Problem to work on: Copy out every line that contains the word "style".

[start of Records for processing]

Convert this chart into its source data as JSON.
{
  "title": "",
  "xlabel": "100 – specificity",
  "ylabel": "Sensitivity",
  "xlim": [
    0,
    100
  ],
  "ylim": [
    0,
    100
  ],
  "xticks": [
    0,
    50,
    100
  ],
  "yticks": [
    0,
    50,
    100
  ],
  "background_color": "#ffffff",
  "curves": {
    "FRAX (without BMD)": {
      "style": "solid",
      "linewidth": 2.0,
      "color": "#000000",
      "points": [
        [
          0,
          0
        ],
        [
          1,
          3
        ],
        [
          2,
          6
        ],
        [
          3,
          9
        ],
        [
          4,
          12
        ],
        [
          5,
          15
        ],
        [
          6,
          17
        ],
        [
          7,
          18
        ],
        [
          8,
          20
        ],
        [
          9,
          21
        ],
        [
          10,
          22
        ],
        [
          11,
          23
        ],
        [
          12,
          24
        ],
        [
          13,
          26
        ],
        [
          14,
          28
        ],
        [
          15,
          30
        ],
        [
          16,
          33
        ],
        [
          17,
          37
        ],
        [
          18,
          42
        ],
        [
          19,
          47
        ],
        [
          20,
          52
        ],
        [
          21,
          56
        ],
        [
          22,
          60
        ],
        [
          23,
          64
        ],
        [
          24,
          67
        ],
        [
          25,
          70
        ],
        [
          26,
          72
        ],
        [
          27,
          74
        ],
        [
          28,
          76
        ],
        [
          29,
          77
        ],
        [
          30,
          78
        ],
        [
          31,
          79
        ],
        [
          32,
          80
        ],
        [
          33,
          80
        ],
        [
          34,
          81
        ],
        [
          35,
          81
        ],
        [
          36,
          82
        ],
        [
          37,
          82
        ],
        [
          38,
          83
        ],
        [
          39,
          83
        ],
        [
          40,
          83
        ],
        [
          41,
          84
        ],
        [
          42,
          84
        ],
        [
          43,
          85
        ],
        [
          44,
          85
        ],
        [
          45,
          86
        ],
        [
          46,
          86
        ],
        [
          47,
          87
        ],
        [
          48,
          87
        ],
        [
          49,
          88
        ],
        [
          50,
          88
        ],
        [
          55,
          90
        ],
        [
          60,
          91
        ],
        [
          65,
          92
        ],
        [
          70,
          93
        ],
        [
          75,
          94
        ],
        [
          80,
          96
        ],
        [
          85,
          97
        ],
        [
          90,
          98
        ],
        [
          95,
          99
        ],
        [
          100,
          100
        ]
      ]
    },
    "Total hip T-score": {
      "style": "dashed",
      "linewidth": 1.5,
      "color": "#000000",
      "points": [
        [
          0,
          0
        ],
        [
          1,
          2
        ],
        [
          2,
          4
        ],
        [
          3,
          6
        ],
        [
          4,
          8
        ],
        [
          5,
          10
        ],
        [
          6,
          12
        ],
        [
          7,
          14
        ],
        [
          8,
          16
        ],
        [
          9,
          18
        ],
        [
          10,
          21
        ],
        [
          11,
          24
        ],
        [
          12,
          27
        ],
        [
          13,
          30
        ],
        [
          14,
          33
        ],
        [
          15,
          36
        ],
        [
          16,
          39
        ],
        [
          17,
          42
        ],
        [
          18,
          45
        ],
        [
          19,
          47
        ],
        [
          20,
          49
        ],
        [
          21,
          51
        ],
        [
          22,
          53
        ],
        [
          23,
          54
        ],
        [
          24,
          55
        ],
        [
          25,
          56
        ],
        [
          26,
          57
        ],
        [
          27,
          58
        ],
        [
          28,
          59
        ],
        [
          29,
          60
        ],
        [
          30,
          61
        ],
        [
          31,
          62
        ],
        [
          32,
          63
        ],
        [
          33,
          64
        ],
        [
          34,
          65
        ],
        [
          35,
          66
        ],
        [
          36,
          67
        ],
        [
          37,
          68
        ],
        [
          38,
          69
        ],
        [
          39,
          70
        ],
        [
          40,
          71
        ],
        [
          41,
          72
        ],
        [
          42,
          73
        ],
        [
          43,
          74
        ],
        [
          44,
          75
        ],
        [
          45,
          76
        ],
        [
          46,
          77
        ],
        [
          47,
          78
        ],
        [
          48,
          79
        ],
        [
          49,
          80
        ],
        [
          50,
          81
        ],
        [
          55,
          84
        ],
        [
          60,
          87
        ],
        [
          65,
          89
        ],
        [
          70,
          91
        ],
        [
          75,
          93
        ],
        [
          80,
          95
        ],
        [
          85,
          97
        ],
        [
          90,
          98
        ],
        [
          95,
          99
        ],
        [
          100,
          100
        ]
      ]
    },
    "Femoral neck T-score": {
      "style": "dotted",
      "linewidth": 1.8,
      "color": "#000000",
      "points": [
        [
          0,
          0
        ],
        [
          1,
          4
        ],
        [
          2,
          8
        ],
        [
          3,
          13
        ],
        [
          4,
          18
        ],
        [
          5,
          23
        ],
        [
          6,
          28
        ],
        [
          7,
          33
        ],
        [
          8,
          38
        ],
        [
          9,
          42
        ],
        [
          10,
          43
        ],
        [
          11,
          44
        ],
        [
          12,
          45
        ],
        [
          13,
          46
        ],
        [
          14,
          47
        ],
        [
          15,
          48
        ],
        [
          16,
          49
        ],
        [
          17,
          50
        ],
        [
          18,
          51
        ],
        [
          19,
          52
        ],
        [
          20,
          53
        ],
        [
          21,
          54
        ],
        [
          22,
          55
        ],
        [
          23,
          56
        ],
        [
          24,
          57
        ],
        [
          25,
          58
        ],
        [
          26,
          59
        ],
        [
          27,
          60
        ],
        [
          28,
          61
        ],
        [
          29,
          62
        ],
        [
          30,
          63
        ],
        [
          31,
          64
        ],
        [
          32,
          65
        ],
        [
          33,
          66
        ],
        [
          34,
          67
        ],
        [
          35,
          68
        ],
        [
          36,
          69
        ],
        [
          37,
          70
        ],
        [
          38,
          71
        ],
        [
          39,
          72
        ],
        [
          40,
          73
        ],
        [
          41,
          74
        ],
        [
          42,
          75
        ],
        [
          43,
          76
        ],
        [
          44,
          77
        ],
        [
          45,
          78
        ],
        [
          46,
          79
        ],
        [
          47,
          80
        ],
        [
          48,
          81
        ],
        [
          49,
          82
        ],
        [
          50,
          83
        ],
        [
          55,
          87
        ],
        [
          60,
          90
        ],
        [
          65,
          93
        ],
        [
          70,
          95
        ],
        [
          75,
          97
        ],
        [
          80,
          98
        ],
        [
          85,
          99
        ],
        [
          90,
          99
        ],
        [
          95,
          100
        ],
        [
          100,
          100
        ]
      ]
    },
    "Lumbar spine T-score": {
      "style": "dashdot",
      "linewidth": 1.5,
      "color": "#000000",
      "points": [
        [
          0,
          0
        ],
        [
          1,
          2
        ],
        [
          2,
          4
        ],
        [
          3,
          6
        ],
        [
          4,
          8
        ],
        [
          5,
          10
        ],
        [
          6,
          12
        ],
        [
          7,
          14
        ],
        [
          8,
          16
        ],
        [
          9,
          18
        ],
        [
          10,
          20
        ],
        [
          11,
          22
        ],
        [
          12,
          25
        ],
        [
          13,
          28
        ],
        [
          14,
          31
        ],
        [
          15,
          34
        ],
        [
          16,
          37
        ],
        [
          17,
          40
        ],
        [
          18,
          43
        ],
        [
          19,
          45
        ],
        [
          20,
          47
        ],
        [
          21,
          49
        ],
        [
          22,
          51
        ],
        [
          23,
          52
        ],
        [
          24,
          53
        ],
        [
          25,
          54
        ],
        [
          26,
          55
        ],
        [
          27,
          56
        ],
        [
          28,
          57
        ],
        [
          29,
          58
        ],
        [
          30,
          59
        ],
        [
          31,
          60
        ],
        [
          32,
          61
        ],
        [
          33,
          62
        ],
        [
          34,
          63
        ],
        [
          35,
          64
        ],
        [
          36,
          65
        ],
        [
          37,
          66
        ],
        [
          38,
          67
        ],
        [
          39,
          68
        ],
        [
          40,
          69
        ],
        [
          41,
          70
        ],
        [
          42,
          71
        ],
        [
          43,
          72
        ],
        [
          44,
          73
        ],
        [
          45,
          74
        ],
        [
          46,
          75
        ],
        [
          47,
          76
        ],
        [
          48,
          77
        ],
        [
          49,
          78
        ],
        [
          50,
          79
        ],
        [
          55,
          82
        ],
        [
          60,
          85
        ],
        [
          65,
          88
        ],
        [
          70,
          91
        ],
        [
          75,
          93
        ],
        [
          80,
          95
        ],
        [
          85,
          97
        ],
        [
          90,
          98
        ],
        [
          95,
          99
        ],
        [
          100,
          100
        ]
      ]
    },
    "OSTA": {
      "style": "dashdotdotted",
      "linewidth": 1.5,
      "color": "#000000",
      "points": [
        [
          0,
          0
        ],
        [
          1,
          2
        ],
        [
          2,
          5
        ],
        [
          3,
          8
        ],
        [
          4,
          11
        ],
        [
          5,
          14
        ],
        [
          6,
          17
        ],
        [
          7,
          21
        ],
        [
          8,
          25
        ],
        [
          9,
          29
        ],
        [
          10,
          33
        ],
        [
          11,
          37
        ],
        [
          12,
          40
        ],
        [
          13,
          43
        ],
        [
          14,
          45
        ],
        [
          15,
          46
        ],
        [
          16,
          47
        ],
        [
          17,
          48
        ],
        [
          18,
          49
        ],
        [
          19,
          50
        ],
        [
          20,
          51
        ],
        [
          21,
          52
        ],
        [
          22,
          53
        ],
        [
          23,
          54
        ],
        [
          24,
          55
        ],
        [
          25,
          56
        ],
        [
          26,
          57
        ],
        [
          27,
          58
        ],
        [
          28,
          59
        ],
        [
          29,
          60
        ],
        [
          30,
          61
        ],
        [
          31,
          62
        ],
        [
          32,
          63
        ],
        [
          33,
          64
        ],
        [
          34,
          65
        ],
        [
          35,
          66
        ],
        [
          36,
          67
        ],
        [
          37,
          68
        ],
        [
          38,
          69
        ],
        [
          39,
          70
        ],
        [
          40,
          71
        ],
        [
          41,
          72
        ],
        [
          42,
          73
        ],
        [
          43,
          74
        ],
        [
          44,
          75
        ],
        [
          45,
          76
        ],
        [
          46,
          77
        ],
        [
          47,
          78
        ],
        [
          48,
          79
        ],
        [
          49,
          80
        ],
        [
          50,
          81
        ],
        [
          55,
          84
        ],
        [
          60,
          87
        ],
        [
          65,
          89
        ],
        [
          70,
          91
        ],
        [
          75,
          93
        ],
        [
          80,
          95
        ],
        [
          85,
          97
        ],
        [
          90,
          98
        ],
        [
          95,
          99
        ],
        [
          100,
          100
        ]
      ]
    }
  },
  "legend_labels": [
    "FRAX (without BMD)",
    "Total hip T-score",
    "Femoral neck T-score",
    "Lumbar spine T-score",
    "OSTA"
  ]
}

[end of Records for processing]

The answer:
      "style": "solid",
      "style": "dashed",
      "style": "dotted",
      "style": "dashdot",
      "style": "dashdotdotted",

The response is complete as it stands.